§ **To do**
Quote all entries exactly, leaving pictures aside.

§ **Stored records**
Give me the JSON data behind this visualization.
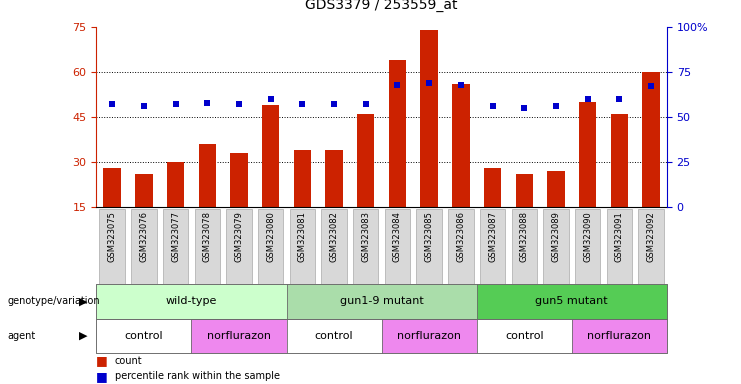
{
  "title": "GDS3379 / 253559_at",
  "samples": [
    "GSM323075",
    "GSM323076",
    "GSM323077",
    "GSM323078",
    "GSM323079",
    "GSM323080",
    "GSM323081",
    "GSM323082",
    "GSM323083",
    "GSM323084",
    "GSM323085",
    "GSM323086",
    "GSM323087",
    "GSM323088",
    "GSM323089",
    "GSM323090",
    "GSM323091",
    "GSM323092"
  ],
  "counts": [
    28,
    26,
    30,
    36,
    33,
    49,
    34,
    34,
    46,
    64,
    74,
    56,
    28,
    26,
    27,
    50,
    46,
    60
  ],
  "percentile": [
    57,
    56,
    57,
    58,
    57,
    60,
    57,
    57,
    57,
    68,
    69,
    68,
    56,
    55,
    56,
    60,
    60,
    67
  ],
  "ylim_left": [
    15,
    75
  ],
  "ylim_right": [
    0,
    100
  ],
  "left_ticks": [
    15,
    30,
    45,
    60,
    75
  ],
  "right_ticks": [
    0,
    25,
    50,
    75,
    100
  ],
  "bar_color": "#cc2200",
  "dot_color": "#0000cc",
  "bar_width": 0.55,
  "genotype_groups": [
    {
      "label": "wild-type",
      "start": 0,
      "end": 5,
      "color": "#ccffcc"
    },
    {
      "label": "gun1-9 mutant",
      "start": 6,
      "end": 11,
      "color": "#aaddaa"
    },
    {
      "label": "gun5 mutant",
      "start": 12,
      "end": 17,
      "color": "#55cc55"
    }
  ],
  "agent_groups": [
    {
      "label": "control",
      "start": 0,
      "end": 2,
      "color": "#ffffff"
    },
    {
      "label": "norflurazon",
      "start": 3,
      "end": 5,
      "color": "#ee88ee"
    },
    {
      "label": "control",
      "start": 6,
      "end": 8,
      "color": "#ffffff"
    },
    {
      "label": "norflurazon",
      "start": 9,
      "end": 11,
      "color": "#ee88ee"
    },
    {
      "label": "control",
      "start": 12,
      "end": 14,
      "color": "#ffffff"
    },
    {
      "label": "norflurazon",
      "start": 15,
      "end": 17,
      "color": "#ee88ee"
    }
  ]
}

§ **Task response**
Give me the JSON data behind this visualization.
{
  "title": "GDS3379 / 253559_at",
  "samples": [
    "GSM323075",
    "GSM323076",
    "GSM323077",
    "GSM323078",
    "GSM323079",
    "GSM323080",
    "GSM323081",
    "GSM323082",
    "GSM323083",
    "GSM323084",
    "GSM323085",
    "GSM323086",
    "GSM323087",
    "GSM323088",
    "GSM323089",
    "GSM323090",
    "GSM323091",
    "GSM323092"
  ],
  "counts": [
    28,
    26,
    30,
    36,
    33,
    49,
    34,
    34,
    46,
    64,
    74,
    56,
    28,
    26,
    27,
    50,
    46,
    60
  ],
  "percentile": [
    57,
    56,
    57,
    58,
    57,
    60,
    57,
    57,
    57,
    68,
    69,
    68,
    56,
    55,
    56,
    60,
    60,
    67
  ],
  "ylim_left": [
    15,
    75
  ],
  "ylim_right": [
    0,
    100
  ],
  "left_ticks": [
    15,
    30,
    45,
    60,
    75
  ],
  "right_ticks": [
    0,
    25,
    50,
    75,
    100
  ],
  "bar_color": "#cc2200",
  "dot_color": "#0000cc",
  "bar_width": 0.55,
  "genotype_groups": [
    {
      "label": "wild-type",
      "start": 0,
      "end": 5,
      "color": "#ccffcc"
    },
    {
      "label": "gun1-9 mutant",
      "start": 6,
      "end": 11,
      "color": "#aaddaa"
    },
    {
      "label": "gun5 mutant",
      "start": 12,
      "end": 17,
      "color": "#55cc55"
    }
  ],
  "agent_groups": [
    {
      "label": "control",
      "start": 0,
      "end": 2,
      "color": "#ffffff"
    },
    {
      "label": "norflurazon",
      "start": 3,
      "end": 5,
      "color": "#ee88ee"
    },
    {
      "label": "control",
      "start": 6,
      "end": 8,
      "color": "#ffffff"
    },
    {
      "label": "norflurazon",
      "start": 9,
      "end": 11,
      "color": "#ee88ee"
    },
    {
      "label": "control",
      "start": 12,
      "end": 14,
      "color": "#ffffff"
    },
    {
      "label": "norflurazon",
      "start": 15,
      "end": 17,
      "color": "#ee88ee"
    }
  ]
}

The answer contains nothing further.